VOS TÂCHES =
**a)** Dans le texte sur Bernard Cottret, sur la lecture de quel auteur portaient ses travaux à la BNF dans les mois qui ont précédé sa mort ?
**b)** Reprenez le texte sur Bernard Cottret et prolongez-le à partir de sa dernière phrase.

EXTRAIT CHOISI =

Bernard Cottret. Histoire et Philosophie
par Jean-Pierre Cléro
Parmi les multiples compétences qu'avait B. Cottret, fin linguiste apprécié par ses pairs, historien reconnu du protestantisme, du protestantisme anglais en particulier, et doté par là d’une immense culture chrétienne, il n’avait pas non plus négligé celle de lire et d’avoir lu avec précision les philosophes anglais. Certes, dans un souci d'histoire de la philosophie, mais aussi, imprégné de leur pensée, pour poser les problèmes et esquisser des solutions pour notre temps.
Il avait compris, dans la philosophie politique et éthique anglaise, cette balance qui existe, depuis au moins le XVIIe siècle, entre le contractualisme et l’anticontractualisme, ce dernier étant peut-être beaucoup plus développé outre-Manche que sur le continent. Quand bien même l'utilitarisme manquait encore à B. Cottret - ses travaux à la BNF portaient, dans les mois qui ont précédé sa mort prématurée, sur la lecture de Bentham et je m'étais engagé à lui montrer les textes-clés des utilitaristes pour le chapitre qu'il préparait à ce sujet dans le livre qu'il écrivait sur les Lumières avec Monique -, il n’avait pas besoin de cette connaissance pour voir nettement, en dépit de son admiration pour Locke, les limites de son contractualisme dont nous serions probablement partis. Locke envisageait volontiers les rapports de citoyenneté sur le mode du contrat et, pour résoudre ce qui s’appelait, à l'âge classique, la question de la tolérance, c'est bien à cette idée de contrat qu'il avait recours, de même que, plus récemment, John Rawls en a rénové l'idée dans la Théorie de la justice. Auteur de nombreux textes sur la tolérance et la liberté de conscience, B. Cottret me semblait viser la conclusion que le contractualisme ne fait jamais que résoudre les questions en trompe l’œil ; son attente di côté utilitariste me paraissait aller dans ce sens.

DONNÉES EXTRAITES =

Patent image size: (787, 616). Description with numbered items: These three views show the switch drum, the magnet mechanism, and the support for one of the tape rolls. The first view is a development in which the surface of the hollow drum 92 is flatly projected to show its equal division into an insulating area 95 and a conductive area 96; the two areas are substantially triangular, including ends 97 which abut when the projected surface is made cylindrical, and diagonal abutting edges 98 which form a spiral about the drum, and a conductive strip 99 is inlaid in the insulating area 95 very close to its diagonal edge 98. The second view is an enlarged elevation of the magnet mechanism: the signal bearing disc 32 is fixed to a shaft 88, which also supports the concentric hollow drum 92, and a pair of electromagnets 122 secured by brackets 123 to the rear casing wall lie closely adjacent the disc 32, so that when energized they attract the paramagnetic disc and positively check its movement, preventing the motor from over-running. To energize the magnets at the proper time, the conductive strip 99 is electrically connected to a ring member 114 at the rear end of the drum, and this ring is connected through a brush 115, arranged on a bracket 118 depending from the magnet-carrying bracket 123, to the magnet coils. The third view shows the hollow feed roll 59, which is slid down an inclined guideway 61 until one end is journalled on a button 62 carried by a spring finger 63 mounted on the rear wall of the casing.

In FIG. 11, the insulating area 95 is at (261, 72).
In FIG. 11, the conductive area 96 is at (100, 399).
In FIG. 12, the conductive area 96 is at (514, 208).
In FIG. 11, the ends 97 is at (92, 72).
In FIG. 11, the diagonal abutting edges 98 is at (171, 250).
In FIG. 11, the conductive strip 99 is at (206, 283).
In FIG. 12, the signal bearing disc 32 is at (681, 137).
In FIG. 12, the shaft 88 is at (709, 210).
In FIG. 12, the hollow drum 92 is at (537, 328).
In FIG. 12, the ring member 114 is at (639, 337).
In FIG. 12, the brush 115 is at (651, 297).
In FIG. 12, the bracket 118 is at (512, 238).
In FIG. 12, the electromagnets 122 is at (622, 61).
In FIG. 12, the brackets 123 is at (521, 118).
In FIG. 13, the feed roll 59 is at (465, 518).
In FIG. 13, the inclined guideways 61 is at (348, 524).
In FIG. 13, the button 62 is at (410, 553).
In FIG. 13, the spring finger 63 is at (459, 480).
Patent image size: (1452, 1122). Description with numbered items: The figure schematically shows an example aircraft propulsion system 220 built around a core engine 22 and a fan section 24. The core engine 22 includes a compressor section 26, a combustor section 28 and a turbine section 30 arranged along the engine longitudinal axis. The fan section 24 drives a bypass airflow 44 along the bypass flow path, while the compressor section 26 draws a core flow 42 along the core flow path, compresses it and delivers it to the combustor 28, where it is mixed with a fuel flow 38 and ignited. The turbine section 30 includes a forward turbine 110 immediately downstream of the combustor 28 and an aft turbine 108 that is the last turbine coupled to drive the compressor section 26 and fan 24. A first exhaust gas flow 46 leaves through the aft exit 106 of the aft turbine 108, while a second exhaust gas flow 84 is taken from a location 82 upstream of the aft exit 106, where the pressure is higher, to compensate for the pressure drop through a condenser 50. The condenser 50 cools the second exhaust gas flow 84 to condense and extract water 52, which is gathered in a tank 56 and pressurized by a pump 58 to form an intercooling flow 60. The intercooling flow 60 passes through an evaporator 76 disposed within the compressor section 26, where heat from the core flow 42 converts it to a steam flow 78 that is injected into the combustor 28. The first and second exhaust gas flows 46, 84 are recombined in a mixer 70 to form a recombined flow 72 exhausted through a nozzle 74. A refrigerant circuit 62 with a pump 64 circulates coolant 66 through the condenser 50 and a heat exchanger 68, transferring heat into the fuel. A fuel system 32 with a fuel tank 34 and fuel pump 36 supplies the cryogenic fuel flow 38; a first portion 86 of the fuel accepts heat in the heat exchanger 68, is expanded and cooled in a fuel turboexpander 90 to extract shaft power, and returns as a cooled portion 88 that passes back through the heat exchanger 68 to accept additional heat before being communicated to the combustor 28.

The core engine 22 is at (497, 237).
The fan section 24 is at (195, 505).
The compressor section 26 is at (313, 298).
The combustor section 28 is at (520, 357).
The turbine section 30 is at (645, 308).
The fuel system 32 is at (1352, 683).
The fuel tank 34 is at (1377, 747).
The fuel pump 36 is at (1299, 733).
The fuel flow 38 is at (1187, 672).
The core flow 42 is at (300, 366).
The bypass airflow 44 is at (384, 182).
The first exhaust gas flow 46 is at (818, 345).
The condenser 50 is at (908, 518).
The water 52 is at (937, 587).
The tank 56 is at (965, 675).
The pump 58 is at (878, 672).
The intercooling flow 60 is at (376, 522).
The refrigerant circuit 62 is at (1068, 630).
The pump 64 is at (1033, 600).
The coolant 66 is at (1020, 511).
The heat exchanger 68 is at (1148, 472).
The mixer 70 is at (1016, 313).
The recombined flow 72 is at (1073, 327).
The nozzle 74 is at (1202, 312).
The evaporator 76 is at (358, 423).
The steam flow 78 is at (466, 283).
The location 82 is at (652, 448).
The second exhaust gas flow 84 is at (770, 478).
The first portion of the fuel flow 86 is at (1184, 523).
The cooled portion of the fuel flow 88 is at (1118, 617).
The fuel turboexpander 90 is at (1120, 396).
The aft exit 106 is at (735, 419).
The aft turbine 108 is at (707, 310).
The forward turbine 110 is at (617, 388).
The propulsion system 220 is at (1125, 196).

RÉPONSES RÉDIGÉES =
**a)** Ils portaient sur la lecture de Bentham.

**b)**
Si bien que le combat - historique mais non dépourvu d'actualité - que les religions mènent parfois contre le principe de laïcité de l’État n’est pas forcément livré - comme on le croit volontiers quand on adhère assez facilement au contractualisme - par mauvaise foi et sous l’effet de quelque vilaine intention de domination des États par les Églises qu’il conviendrait de juguler.
Dès le XVIIe siècle, l’État moderne, tel qu'il est conçu par Locke ou par Spinoza d’ailleurs, exige, de la part des religions, qu’elles fassent une scission entre ce qu’on pourrait appeler le symbolique de leur discours, qui n’est autre que leur contenu privé de leur passage à l’action, et la croyance qui, elle, porte à l’action conforme à cette symbolique et qu’il s’agit de contenir de telle sorte que tout passage à l’acte soit scrupuleusement conforme à la loi et à ce que commande le souverain ou la communauté étatique. Mais force est de constater que, avec les meilleures raisons du monde, faisant deux poids deux mesures, cet État moderne ne se soumet pas lui-même au régime de scission du symbolique et de la croyance (ou de la conviction) auquel il soumet ses membres et il s’en excepte en s’arrogeant, en dernière instance, le monopole d’une croyance, d’une conviction, sous couvert de n’en avoir aucune et de n’en soutenir aucune ; il se l’octroie au nom et au profit d’une conception de l’humanisme qu’il feint de croire tellement fondamentale que nul ne doit manquer d’y sacrifier, quels que soient les dogmes dont il se revendique par ailleurs.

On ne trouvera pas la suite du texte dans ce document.